[Figure content listings]
========

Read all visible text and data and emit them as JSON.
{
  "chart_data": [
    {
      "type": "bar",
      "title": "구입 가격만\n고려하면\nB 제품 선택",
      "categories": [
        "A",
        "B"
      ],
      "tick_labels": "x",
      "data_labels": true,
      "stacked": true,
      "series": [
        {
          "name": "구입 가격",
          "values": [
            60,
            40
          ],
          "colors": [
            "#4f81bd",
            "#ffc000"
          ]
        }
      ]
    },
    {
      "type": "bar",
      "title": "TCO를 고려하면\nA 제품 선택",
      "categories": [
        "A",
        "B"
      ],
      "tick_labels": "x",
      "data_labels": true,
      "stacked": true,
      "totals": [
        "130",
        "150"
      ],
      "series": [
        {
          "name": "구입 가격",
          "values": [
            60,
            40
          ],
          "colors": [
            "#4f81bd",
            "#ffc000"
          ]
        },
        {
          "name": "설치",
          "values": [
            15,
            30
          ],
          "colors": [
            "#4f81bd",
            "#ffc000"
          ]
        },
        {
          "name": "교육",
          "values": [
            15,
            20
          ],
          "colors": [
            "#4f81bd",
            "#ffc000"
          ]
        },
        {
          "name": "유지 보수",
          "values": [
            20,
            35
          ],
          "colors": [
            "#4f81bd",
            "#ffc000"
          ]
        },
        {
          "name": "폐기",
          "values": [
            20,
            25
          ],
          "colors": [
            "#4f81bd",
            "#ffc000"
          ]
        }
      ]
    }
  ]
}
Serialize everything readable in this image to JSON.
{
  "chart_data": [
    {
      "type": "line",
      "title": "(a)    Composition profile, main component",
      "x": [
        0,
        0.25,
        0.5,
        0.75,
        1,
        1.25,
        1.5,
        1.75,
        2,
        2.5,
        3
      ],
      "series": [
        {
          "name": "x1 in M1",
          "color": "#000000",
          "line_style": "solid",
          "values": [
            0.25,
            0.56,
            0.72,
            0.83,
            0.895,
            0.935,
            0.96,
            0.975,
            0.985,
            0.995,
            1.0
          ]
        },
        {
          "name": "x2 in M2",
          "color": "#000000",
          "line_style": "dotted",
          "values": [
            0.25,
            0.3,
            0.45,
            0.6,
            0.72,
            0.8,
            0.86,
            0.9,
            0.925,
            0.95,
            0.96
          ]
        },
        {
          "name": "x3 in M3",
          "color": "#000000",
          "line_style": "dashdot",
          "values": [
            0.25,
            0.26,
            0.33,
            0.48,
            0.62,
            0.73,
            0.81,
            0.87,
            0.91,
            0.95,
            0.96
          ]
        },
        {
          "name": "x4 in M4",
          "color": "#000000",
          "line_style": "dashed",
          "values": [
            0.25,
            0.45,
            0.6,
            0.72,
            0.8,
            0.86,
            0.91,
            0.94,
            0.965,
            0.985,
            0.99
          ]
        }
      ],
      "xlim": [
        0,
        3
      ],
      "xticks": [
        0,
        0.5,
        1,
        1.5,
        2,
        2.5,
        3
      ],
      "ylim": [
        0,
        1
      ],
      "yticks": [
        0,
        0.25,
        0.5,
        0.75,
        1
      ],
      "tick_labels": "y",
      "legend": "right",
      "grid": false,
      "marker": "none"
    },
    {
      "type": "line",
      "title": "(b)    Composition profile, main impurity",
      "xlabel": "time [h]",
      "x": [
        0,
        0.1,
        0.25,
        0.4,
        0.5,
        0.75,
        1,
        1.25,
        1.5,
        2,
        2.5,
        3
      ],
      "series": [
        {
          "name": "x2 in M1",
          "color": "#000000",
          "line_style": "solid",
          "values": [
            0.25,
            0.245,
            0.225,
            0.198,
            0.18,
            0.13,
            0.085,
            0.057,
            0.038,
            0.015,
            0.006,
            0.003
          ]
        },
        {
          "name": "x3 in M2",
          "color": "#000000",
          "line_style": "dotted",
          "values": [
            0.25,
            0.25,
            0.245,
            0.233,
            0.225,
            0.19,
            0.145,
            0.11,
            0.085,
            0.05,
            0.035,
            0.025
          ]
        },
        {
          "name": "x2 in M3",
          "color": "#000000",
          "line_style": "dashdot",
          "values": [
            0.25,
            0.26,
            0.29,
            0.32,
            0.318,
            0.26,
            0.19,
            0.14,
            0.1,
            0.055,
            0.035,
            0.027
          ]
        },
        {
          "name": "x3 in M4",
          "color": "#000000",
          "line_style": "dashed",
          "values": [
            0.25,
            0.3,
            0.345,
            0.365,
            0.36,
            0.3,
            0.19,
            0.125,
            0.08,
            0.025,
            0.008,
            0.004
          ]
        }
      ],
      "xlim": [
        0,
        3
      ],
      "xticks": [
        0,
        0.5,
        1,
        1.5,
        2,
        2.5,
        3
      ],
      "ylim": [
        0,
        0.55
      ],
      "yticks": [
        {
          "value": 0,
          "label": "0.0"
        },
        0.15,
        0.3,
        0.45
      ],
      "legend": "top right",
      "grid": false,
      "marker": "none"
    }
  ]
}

========

REQUEST:
Write the data from above out again, exactly.

EXERCISE RESPONSE:
Read all visible text and data and emit them as JSON.
{
  "chart_data": [
    {
      "type": "bar",
      "title": "구입 가격만\n고려하면\nB 제품 선택",
      "categories": [
        "A",
        "B"
      ],
      "tick_labels": "x",
      "data_labels": true,
      "stacked": true,
      "series": [
        {
          "name": "구입 가격",
          "values": [
            60,
            40
          ],
          "colors": [
            "#4f81bd",
            "#ffc000"
          ]
        }
      ]
    },
    {
      "type": "bar",
      "title": "TCO를 고려하면\nA 제품 선택",
      "categories": [
        "A",
        "B"
      ],
      "tick_labels": "x",
      "data_labels": true,
      "stacked": true,
      "totals": [
        "130",
        "150"
      ],
      "series": [
        {
          "name": "구입 가격",
          "values": [
            60,
            40
          ],
          "colors": [
            "#4f81bd",
            "#ffc000"
          ]
        },
        {
          "name": "설치",
          "values": [
            15,
            30
          ],
          "colors": [
            "#4f81bd",
            "#ffc000"
          ]
        },
        {
          "name": "교육",
          "values": [
            15,
            20
          ],
          "colors": [
            "#4f81bd",
            "#ffc000"
          ]
        },
        {
          "name": "유지 보수",
          "values": [
            20,
            35
          ],
          "colors": [
            "#4f81bd",
            "#ffc000"
          ]
        },
        {
          "name": "폐기",
          "values": [
            20,
            25
          ],
          "colors": [
            "#4f81bd",
            "#ffc000"
          ]
        }
      ]
    }
  ]
}
Serialize everything readable in this image to JSON.
{
  "chart_data": [
    {
      "type": "line",
      "title": "(a)    Composition profile, main component",
      "x": [
        0,
        0.25,
        0.5,
        0.75,
        1,
        1.25,
        1.5,
        1.75,
        2,
        2.5,
        3
      ],
      "series": [
        {
          "name": "x1 in M1",
          "color": "#000000",
          "line_style": "solid",
          "values": [
            0.25,
            0.56,
            0.72,
            0.83,
            0.895,
            0.935,
            0.96,
            0.975,
            0.985,
            0.995,
            1.0
          ]
        },
        {
          "name": "x2 in M2",
          "color": "#000000",
          "line_style": "dotted",
          "values": [
            0.25,
            0.3,
            0.45,
            0.6,
            0.72,
            0.8,
            0.86,
            0.9,
            0.925,
            0.95,
            0.96
          ]
        },
        {
          "name": "x3 in M3",
          "color": "#000000",
          "line_style": "dashdot",
          "values": [
            0.25,
            0.26,
            0.33,
            0.48,
            0.62,
            0.73,
            0.81,
            0.87,
            0.91,
            0.95,
            0.96
          ]
        },
        {
          "name": "x4 in M4",
          "color": "#000000",
          "line_style": "dashed",
          "values": [
            0.25,
            0.45,
            0.6,
            0.72,
            0.8,
            0.86,
            0.91,
            0.94,
            0.965,
            0.985,
            0.99
          ]
        }
      ],
      "xlim": [
        0,
        3
      ],
      "xticks": [
        0,
        0.5,
        1,
        1.5,
        2,
        2.5,
        3
      ],
      "ylim": [
        0,
        1
      ],
      "yticks": [
        0,
        0.25,
        0.5,
        0.75,
        1
      ],
      "tick_labels": "y",
      "legend": "right",
      "grid": false,
      "marker": "none"
    },
    {
      "type": "line",
      "title": "(b)    Composition profile, main impurity",
      "xlabel": "time [h]",
      "x": [
        0,
        0.1,
        0.25,
        0.4,
        0.5,
        0.75,
        1,
        1.25,
        1.5,
        2,
        2.5,
        3
      ],
      "series": [
        {
          "name": "x2 in M1",
          "color": "#000000",
          "line_style": "solid",
          "values": [
            0.25,
            0.245,
            0.225,
            0.198,
            0.18,
            0.13,
            0.085,
            0.057,
            0.038,
            0.015,
            0.006,
            0.003
          ]
        },
        {
          "name": "x3 in M2",
          "color": "#000000",
          "line_style": "dotted",
          "values": [
            0.25,
            0.25,
            0.245,
            0.233,
            0.225,
            0.19,
            0.145,
            0.11,
            0.085,
            0.05,
            0.035,
            0.025
          ]
        },
        {
          "name": "x2 in M3",
          "color": "#000000",
          "line_style": "dashdot",
          "values": [
            0.25,
            0.26,
            0.29,
            0.32,
            0.318,
            0.26,
            0.19,
            0.14,
            0.1,
            0.055,
            0.035,
            0.027
          ]
        },
        {
          "name": "x3 in M4",
          "color": "#000000",
          "line_style": "dashed",
          "values": [
            0.25,
            0.3,
            0.345,
            0.365,
            0.36,
            0.3,
            0.19,
            0.125,
            0.08,
            0.025,
            0.008,
            0.004
          ]
        }
      ],
      "xlim": [
        0,
        3
      ],
      "xticks": [
        0,
        0.5,
        1,
        1.5,
        2,
        2.5,
        3
      ],
      "ylim": [
        0,
        0.55
      ],
      "yticks": [
        {
          "value": 0,
          "label": "0.0"
        },
        0.15,
        0.3,
        0.45
      ],
      "legend": "top right",
      "grid": false,
      "marker": "none"
    }
  ]
}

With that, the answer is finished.